Figure collection entries:
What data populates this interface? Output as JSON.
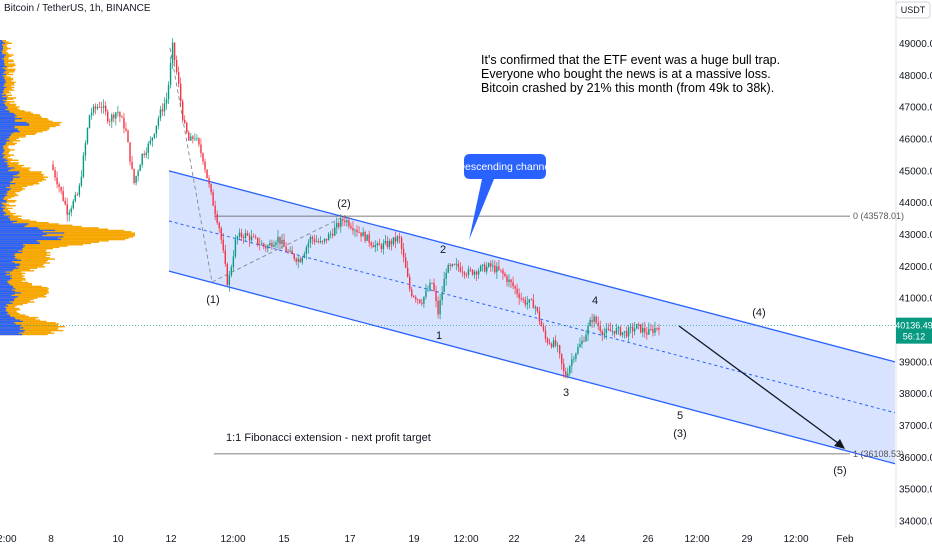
{
  "header": {
    "symbol_title": "Bitcoin / TetherUS, 1h, BINANCE",
    "currency_button": "USDT"
  },
  "chart_data": {
    "type": "candlestick",
    "title": "Bitcoin / TetherUS, 1h, BINANCE",
    "ylim": [
      33800,
      49800
    ],
    "y_ticks": [
      34000,
      35000,
      36000,
      37000,
      38000,
      39000,
      40000,
      41000,
      42000,
      43000,
      44000,
      45000,
      46000,
      47000,
      48000,
      49000
    ],
    "x_tick_labels": [
      "12:00",
      "8",
      "10",
      "12",
      "12:00",
      "15",
      "17",
      "19",
      "12:00",
      "22",
      "24",
      "26",
      "12:00",
      "29",
      "12:00",
      "Feb"
    ],
    "current_price": "40136.49",
    "countdown": "56:12",
    "price_path": [
      [
        0.0,
        45200
      ],
      [
        0.03,
        44500
      ],
      [
        0.06,
        43700
      ],
      [
        0.1,
        44300
      ],
      [
        0.14,
        46800
      ],
      [
        0.18,
        47100
      ],
      [
        0.21,
        46600
      ],
      [
        0.24,
        46900
      ],
      [
        0.27,
        46300
      ],
      [
        0.3,
        44600
      ],
      [
        0.33,
        45500
      ],
      [
        0.36,
        45900
      ],
      [
        0.39,
        46700
      ],
      [
        0.42,
        47300
      ],
      [
        0.44,
        48900
      ],
      [
        0.46,
        47800
      ],
      [
        0.48,
        46500
      ],
      [
        0.5,
        45900
      ],
      [
        0.52,
        46100
      ],
      [
        0.55,
        45400
      ],
      [
        0.58,
        44200
      ],
      [
        0.61,
        43200
      ],
      [
        0.64,
        41400
      ],
      [
        0.67,
        42900
      ],
      [
        0.7,
        43000
      ],
      [
        0.74,
        42800
      ],
      [
        0.78,
        42600
      ],
      [
        0.82,
        42900
      ],
      [
        0.86,
        42400
      ],
      [
        0.9,
        42200
      ],
      [
        0.94,
        42900
      ],
      [
        0.98,
        42700
      ],
      [
        1.02,
        43100
      ],
      [
        1.06,
        43500
      ],
      [
        1.1,
        43200
      ],
      [
        1.14,
        42900
      ],
      [
        1.18,
        42600
      ],
      [
        1.22,
        42700
      ],
      [
        1.26,
        42900
      ],
      [
        1.3,
        41200
      ],
      [
        1.34,
        40900
      ],
      [
        1.38,
        41500
      ],
      [
        1.4,
        40500
      ],
      [
        1.43,
        41900
      ],
      [
        1.47,
        42000
      ],
      [
        1.51,
        41800
      ],
      [
        1.55,
        41900
      ],
      [
        1.59,
        42000
      ],
      [
        1.63,
        41800
      ],
      [
        1.67,
        41400
      ],
      [
        1.71,
        40900
      ],
      [
        1.75,
        40800
      ],
      [
        1.79,
        39700
      ],
      [
        1.83,
        39500
      ],
      [
        1.86,
        38500
      ],
      [
        1.89,
        39200
      ],
      [
        1.92,
        39600
      ],
      [
        1.96,
        40400
      ],
      [
        2.0,
        39900
      ],
      [
        2.04,
        40000
      ],
      [
        2.08,
        39900
      ],
      [
        2.12,
        40100
      ],
      [
        2.16,
        39900
      ],
      [
        2.2,
        40136
      ]
    ],
    "fib_top_label": "0 (43578.01)",
    "fib_top_value": 43578.01,
    "fib_ext_label": "1 (36108.53)",
    "fib_ext_value": 36108.53,
    "fib_ext_caption": "1:1 Fibonacci extension - next profit target",
    "channel_callout": "Descending channel",
    "note_lines": [
      "It's confirmed that the ETF event was a huge bull trap.",
      "Everyone who bought the news is at a massive loss.",
      "Bitcoin crashed by 21% this month (from 49k to 38k)."
    ],
    "wave_labels": [
      "(1)",
      "(2)",
      "1",
      "2",
      "3",
      "4",
      "5",
      "(3)",
      "(4)",
      "(5)"
    ],
    "colors": {
      "up": "#089981",
      "down": "#f23645",
      "channel": "#2962ff",
      "channel_fill": "#2962ff",
      "volume_profile": "#f7a600",
      "volume_profile_alt": "#2962ff",
      "price_badge": "#089981"
    }
  }
}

WHAT THE EXERCISE ASKS: Collect the lines that hold "Bitcoin".

FINAL RESULT:
    "symbol_title": "Bitcoin / TetherUS, 1h, BINANCE",
    "title": "Bitcoin / TetherUS, 1h, BINANCE",
      "Bitcoin crashed by 21% this month (from 49k to 38k)."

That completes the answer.